### [Given records]
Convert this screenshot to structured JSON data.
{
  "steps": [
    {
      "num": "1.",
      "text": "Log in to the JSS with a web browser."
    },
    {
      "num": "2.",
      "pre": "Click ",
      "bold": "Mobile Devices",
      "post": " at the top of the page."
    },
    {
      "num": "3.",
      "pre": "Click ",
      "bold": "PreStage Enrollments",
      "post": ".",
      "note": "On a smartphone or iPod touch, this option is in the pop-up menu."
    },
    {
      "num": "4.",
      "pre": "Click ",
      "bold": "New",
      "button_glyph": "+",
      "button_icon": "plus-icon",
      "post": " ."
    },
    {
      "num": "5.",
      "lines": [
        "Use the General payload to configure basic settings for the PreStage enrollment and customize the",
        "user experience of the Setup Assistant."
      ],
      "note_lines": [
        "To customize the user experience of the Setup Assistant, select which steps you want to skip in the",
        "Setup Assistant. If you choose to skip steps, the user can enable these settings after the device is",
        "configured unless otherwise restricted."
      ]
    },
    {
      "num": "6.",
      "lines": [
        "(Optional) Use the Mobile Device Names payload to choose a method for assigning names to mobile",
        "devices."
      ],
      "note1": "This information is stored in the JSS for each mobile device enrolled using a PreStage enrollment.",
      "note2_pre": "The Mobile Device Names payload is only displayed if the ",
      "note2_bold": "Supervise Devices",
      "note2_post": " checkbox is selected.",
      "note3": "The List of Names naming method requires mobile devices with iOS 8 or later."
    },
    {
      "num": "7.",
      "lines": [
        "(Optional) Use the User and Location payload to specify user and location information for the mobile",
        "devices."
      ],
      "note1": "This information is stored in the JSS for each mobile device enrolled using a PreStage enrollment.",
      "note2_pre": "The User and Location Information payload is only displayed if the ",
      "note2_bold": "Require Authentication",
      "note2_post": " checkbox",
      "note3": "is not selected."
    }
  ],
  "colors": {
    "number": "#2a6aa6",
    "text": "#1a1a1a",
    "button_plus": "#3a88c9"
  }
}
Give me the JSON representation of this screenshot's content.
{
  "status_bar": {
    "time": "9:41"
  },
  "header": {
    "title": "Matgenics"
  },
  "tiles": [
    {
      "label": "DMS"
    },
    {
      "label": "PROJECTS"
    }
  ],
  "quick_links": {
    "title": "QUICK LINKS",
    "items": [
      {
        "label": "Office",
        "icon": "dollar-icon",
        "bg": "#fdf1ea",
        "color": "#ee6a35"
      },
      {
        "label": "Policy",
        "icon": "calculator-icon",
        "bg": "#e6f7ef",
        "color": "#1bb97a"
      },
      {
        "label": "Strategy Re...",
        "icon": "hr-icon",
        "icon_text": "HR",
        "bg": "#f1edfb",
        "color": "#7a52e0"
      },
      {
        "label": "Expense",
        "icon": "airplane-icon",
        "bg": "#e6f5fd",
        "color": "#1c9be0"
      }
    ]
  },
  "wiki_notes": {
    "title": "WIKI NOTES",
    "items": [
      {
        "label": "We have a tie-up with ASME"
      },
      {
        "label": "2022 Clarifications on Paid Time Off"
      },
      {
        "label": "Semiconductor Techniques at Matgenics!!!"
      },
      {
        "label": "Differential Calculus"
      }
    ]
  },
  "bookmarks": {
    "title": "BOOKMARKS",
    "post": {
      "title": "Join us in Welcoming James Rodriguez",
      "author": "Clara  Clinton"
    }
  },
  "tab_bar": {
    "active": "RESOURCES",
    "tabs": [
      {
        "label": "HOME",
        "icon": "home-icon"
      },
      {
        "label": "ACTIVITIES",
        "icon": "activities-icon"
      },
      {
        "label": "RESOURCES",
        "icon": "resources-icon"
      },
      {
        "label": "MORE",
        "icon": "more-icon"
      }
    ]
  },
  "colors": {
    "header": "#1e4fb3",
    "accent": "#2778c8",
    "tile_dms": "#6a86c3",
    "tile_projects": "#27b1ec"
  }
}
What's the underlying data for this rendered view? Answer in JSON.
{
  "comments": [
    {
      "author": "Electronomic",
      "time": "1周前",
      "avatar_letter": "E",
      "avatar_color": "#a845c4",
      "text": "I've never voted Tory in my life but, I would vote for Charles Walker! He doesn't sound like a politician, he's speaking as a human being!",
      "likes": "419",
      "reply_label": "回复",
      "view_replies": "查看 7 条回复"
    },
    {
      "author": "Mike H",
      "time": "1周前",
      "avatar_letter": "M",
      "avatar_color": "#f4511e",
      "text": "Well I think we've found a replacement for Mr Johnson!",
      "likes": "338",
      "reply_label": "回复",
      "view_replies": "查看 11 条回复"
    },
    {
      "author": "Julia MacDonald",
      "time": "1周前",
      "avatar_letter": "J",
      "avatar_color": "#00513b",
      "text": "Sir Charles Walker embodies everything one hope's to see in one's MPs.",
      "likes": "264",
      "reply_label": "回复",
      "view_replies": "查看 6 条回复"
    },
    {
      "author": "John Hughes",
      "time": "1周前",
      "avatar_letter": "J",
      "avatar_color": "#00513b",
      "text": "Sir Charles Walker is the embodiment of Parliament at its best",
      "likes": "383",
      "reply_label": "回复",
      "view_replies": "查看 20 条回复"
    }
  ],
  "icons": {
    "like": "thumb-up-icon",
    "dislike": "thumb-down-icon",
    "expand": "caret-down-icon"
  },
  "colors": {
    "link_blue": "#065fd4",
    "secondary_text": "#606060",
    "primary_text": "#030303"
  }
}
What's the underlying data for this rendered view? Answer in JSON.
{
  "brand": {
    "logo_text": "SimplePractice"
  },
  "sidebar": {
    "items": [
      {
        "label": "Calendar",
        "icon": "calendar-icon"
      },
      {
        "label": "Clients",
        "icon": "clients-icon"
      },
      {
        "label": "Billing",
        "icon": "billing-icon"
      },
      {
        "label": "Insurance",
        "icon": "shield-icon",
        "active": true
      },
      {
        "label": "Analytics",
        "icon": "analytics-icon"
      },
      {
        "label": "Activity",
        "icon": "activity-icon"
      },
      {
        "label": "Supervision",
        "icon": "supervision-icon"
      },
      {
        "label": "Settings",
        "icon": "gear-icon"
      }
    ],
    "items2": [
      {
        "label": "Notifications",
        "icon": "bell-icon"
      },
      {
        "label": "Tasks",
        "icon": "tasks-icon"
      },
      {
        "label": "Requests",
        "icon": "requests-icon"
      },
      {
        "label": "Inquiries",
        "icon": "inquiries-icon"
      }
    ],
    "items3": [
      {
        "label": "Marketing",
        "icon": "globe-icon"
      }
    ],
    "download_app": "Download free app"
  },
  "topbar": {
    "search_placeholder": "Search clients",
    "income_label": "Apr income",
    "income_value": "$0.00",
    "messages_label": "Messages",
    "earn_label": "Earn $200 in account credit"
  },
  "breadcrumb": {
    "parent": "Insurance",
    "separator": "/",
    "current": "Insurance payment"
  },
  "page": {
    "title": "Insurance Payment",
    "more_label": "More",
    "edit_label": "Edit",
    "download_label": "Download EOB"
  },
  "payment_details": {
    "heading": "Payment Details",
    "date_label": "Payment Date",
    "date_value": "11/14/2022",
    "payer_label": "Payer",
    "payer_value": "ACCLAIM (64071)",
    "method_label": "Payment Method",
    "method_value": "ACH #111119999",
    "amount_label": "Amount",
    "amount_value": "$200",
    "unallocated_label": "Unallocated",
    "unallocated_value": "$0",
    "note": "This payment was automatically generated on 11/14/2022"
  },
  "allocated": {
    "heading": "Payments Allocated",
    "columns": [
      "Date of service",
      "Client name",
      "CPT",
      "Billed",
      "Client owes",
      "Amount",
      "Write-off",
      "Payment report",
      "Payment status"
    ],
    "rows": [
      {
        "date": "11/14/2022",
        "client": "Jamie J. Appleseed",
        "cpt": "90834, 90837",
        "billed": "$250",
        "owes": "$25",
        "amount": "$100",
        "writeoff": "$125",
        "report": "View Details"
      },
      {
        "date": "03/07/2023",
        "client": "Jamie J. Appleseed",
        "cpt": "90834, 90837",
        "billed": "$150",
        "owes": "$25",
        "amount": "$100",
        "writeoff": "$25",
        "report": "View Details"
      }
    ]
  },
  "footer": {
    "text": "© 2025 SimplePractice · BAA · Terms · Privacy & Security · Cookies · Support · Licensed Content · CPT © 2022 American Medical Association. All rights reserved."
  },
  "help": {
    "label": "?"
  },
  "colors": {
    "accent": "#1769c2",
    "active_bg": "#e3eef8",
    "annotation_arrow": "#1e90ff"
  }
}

### [Task objective]
Find the word "Location" in the data and show each line that holds it.

### [Output of the task]
        "(Optional) Use the User and Location payload to specify user and location information for the mobile",
      "note2_pre": "The User and Location Information payload is only displayed if the ",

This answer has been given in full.